INSTRUCTIONS FOR THE TASK: Restate the whole listing word for word. Pictures are left out.

___ LISTING ___

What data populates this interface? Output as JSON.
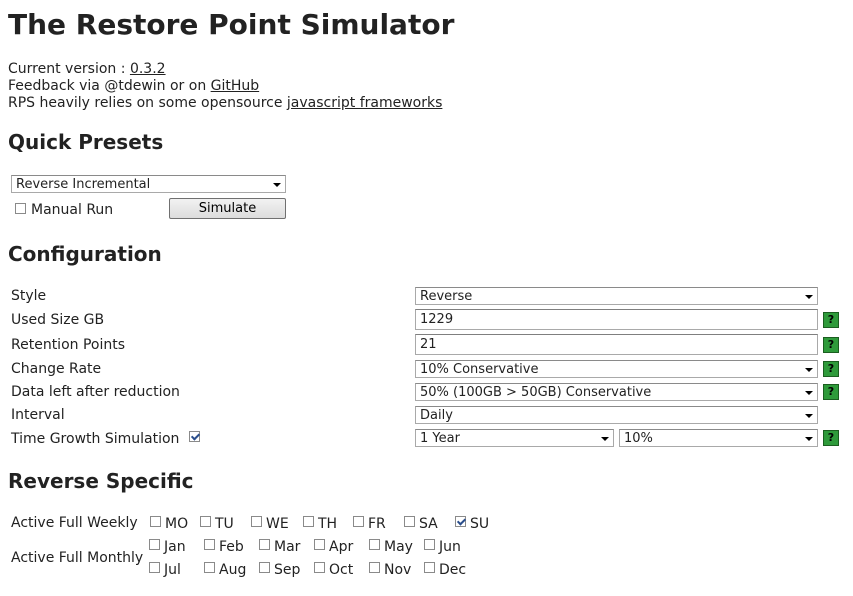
{
  "title": "The Restore Point Simulator",
  "info": {
    "version_prefix": "Current version : ",
    "version": "0.3.2",
    "feedback_prefix": "Feedback via @tdewin or on ",
    "github": "GitHub",
    "rps_prefix": "RPS heavily relies on some opensource ",
    "frameworks": "javascript frameworks"
  },
  "quick_presets": {
    "heading": "Quick Presets",
    "preset_value": "Reverse Incremental",
    "manual_run_label": "Manual Run",
    "manual_run_checked": false,
    "simulate_label": "Simulate"
  },
  "configuration": {
    "heading": "Configuration",
    "style_label": "Style",
    "style_value": "Reverse",
    "used_size_label": "Used Size GB",
    "used_size_value": "1229",
    "retention_label": "Retention Points",
    "retention_value": "21",
    "change_rate_label": "Change Rate",
    "change_rate_value": "10% Conservative",
    "data_left_label": "Data left after reduction",
    "data_left_value": "50% (100GB > 50GB) Conservative",
    "interval_label": "Interval",
    "interval_value": "Daily",
    "time_growth_label": "Time Growth Simulation",
    "time_growth_checked": true,
    "growth_period_value": "1 Year",
    "growth_rate_value": "10%",
    "help_glyph": "?"
  },
  "reverse_specific": {
    "heading": "Reverse Specific",
    "weekly_label": "Active Full Weekly",
    "days": [
      "MO",
      "TU",
      "WE",
      "TH",
      "FR",
      "SA",
      "SU"
    ],
    "days_checked": [
      false,
      false,
      false,
      false,
      false,
      false,
      true
    ],
    "monthly_label": "Active Full Monthly",
    "months_row1": [
      "Jan",
      "Feb",
      "Mar",
      "Apr",
      "May",
      "Jun"
    ],
    "months_row2": [
      "Jul",
      "Aug",
      "Sep",
      "Oct",
      "Nov",
      "Dec"
    ]
  }
}
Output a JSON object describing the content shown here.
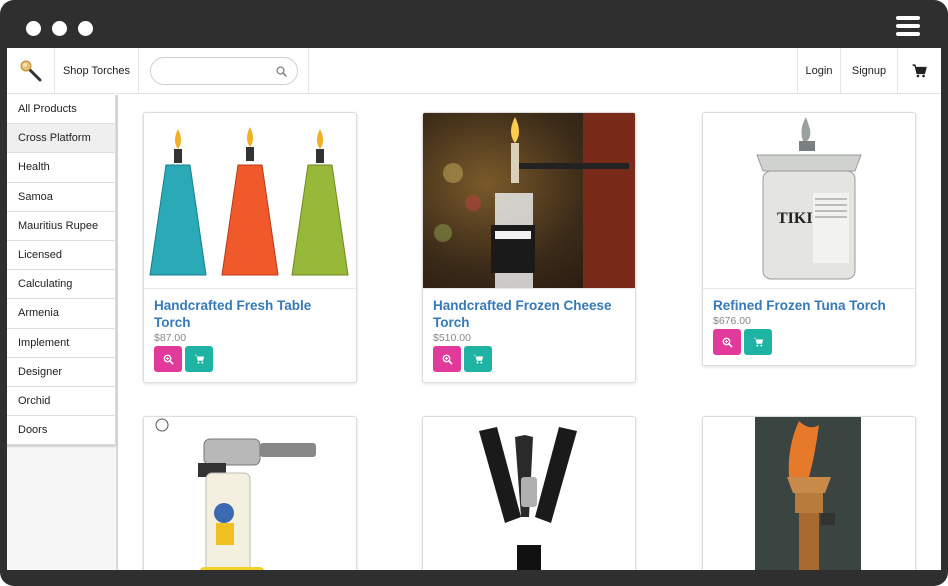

___

TASK SOLUTION:
What data populates this interface? Output as JSON.
{
  "title": "The Restore Point Simulator",
  "info": {
    "version_prefix": "Current version : ",
    "version": "0.3.2",
    "feedback_prefix": "Feedback via @tdewin or on ",
    "github": "GitHub",
    "rps_prefix": "RPS heavily relies on some opensource ",
    "frameworks": "javascript frameworks"
  },
  "quick_presets": {
    "heading": "Quick Presets",
    "preset_value": "Reverse Incremental",
    "manual_run_label": "Manual Run",
    "manual_run_checked": false,
    "simulate_label": "Simulate"
  },
  "configuration": {
    "heading": "Configuration",
    "style_label": "Style",
    "style_value": "Reverse",
    "used_size_label": "Used Size GB",
    "used_size_value": "1229",
    "retention_label": "Retention Points",
    "retention_value": "21",
    "change_rate_label": "Change Rate",
    "change_rate_value": "10% Conservative",
    "data_left_label": "Data left after reduction",
    "data_left_value": "50% (100GB > 50GB) Conservative",
    "interval_label": "Interval",
    "interval_value": "Daily",
    "time_growth_label": "Time Growth Simulation",
    "time_growth_checked": true,
    "growth_period_value": "1 Year",
    "growth_rate_value": "10%",
    "help_glyph": "?"
  },
  "reverse_specific": {
    "heading": "Reverse Specific",
    "weekly_label": "Active Full Weekly",
    "days": [
      "MO",
      "TU",
      "WE",
      "TH",
      "FR",
      "SA",
      "SU"
    ],
    "days_checked": [
      false,
      false,
      false,
      false,
      false,
      false,
      true
    ],
    "monthly_label": "Active Full Monthly",
    "months_row1": [
      "Jan",
      "Feb",
      "Mar",
      "Apr",
      "May",
      "Jun"
    ],
    "months_row2": [
      "Jul",
      "Aug",
      "Sep",
      "Oct",
      "Nov",
      "Dec"
    ]
  }
}
Output a JSON object describing the content shown here.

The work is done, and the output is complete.